***** Passage provided

So, the ideal number of keys per bucket is simply n over b. If every bucket has n over b items, then the items are all evenly spread between buckets. So, this is largely a function of this hash function. Did we do a good job choosing a hash function that will evenly distribute all the keys among the buckets? If we pick a bad hash function, maybe we end up with all the items in one bucket. And this is bad because any look-ups into that bucket might have to look at all n items, or we could end up with no items in a bucket. And that's a waste of a bucket. Ideally, a hash function distributes all input keys evenly across buckets. So, every bucket ends up with roughly the same number of items.

**********
***** Supplied material

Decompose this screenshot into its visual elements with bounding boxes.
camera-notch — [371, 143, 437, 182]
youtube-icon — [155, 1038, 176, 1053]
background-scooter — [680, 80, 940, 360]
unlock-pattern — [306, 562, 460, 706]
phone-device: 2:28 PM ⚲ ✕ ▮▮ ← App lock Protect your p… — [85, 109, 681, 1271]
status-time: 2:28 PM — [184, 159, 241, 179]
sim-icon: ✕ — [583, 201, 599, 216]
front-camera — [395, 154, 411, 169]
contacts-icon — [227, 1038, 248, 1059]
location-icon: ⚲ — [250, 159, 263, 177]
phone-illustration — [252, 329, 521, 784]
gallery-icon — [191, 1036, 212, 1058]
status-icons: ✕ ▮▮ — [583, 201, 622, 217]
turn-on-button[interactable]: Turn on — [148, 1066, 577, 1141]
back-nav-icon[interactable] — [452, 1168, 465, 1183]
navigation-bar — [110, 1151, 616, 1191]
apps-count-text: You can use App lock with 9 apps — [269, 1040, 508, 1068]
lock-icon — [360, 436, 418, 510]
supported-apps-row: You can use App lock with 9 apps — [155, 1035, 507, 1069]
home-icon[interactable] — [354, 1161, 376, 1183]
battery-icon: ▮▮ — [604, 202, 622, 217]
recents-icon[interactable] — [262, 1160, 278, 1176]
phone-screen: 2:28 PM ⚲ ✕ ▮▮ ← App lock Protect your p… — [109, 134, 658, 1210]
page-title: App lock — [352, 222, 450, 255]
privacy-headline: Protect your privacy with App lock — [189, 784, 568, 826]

**********

- _What to work on_: In the passage about hash functions and buckets, what is the ideal number of keys per bucket? The data is not needed for this task.

- _Task result_: n over b